---- Texto do documento

São muitos os problemas. A começar pelo fato de que nem sequer eles são tratados como manda a Lei dos Árbitros, como profissionais (sim, há uma lei que regulamenta a profissão de árbitro, a Lei 12.867/2013. Se for dar uma olhada, não se espante, ela é realmente preguiçosa e não protege em nada a categoria, pelo contrário).

Para piorar, a Lei Pelé estabelece que os árbitros não têm vínculo de emprego com a entidade pagadora do seu "salário".

Até em função desse vazio jurídico, pipocam problemas. Como se vende um patrocínio para a camisa do árbitro e ele não recebe nada para virar garoto-propaganda em um jogo visto por milhões de pessoas? Mas essa é outra história…

Em países como Inglaterra, Espanha, a relação é outra. O árbitro tem salário e uma remuneração a mais por jogo trabalhado. É possível. E seria mais justo.

A profissionalização não elimina erros, mas os diminui. Diminui porque traz com ela uma preparação mais adequada, um compromisso maior. E também deixa mais legítima qualquer reclamação por erro.

Nossa legislação precisa mudar! Entenda por que árbitros não são profissionais no Brasil com Thiago Braga, que ouviu especialistas sobre o assunto.

--------
---- Dados fornecidos

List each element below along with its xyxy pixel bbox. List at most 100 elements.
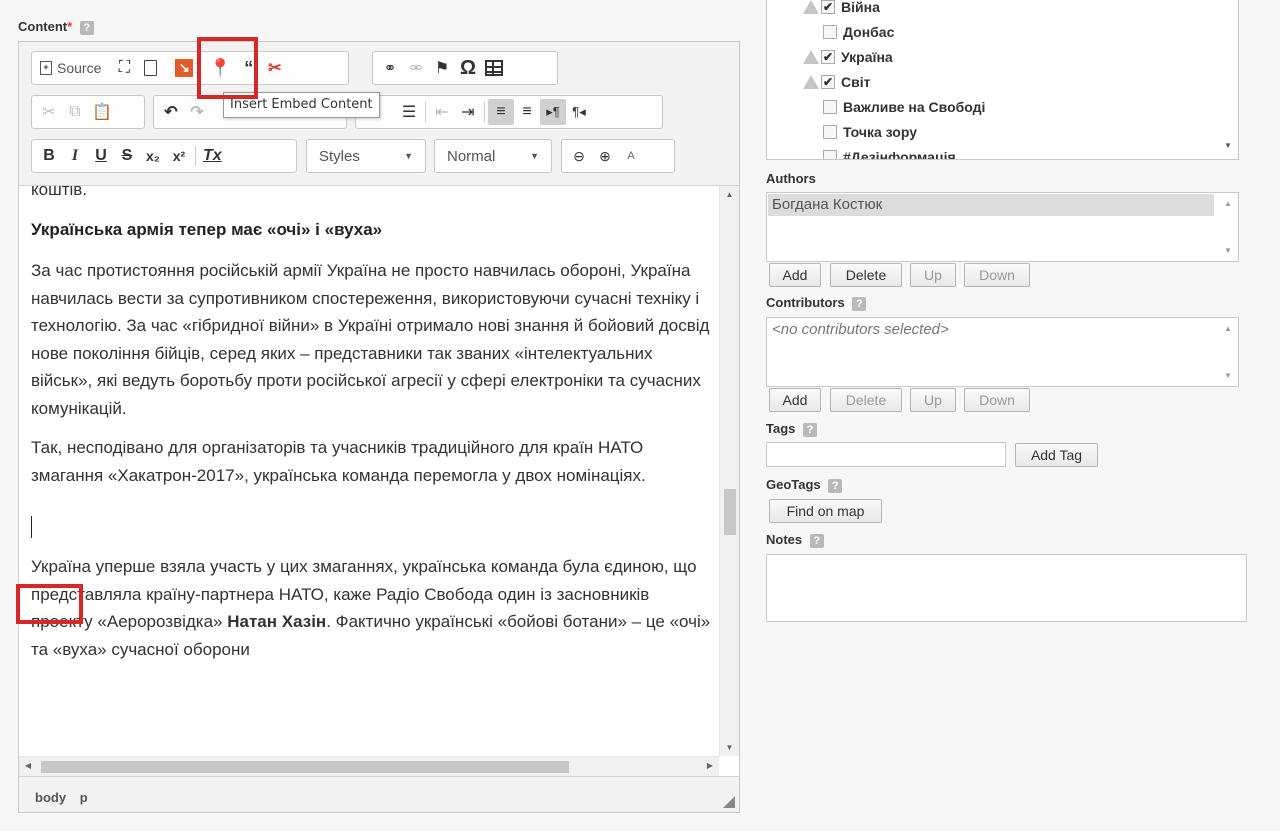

--------

* Tarefas a realizar
**a.** De acordo com o texto sobre a situação dos árbitros no Brasil, qual lei regulamenta a profissão de árbitro?
**b.** Escreva a continuação do texto sobre a situação dos árbitros no Brasil, começando logo após a última frase.

* Resultados
**a.** A Lei 12.867/2013.

**b.**
Em um cenário em que o árbitro de vídeo (VAR) tem exposto cada vez mais os erros dos árbitros, uma saída para a diminuição dos erros poderia ser a profissionalização da arbitragem. A profissão é regulamentada por legislação própria, a Lei 12.867/2013, que faculta à categoria a organização em associações profissionais e em sindicatos, que define os árbitros como trabalhadores sem vínculos empregatícios formais com federações estaduais ou a CBF.

"Em suma, ao se pretender o reconhecimento de vínculo trabalhista, o árbitro de futebol deve realizar a prova do preenchimento dos requisitos formadores do pacto laboral, conforme preconizado nos artigos 2º e 3º da CLT. Tal relação deveria ser pleiteada perante a federação ou confederação na qual o árbitro atua. Em que pese o processo trabalhista ser regido pelo princípio da primazia da realidade, o Judiciário já analisou diversos pleitos, sendo que, em sua esmagadora maioria, entendeu pela impossibilidade de reconhecimento de vínculo ante a autonomia da profissão e a inexistência de subordinação", esclarece o advogado trabalhista Lucas Zandonadi.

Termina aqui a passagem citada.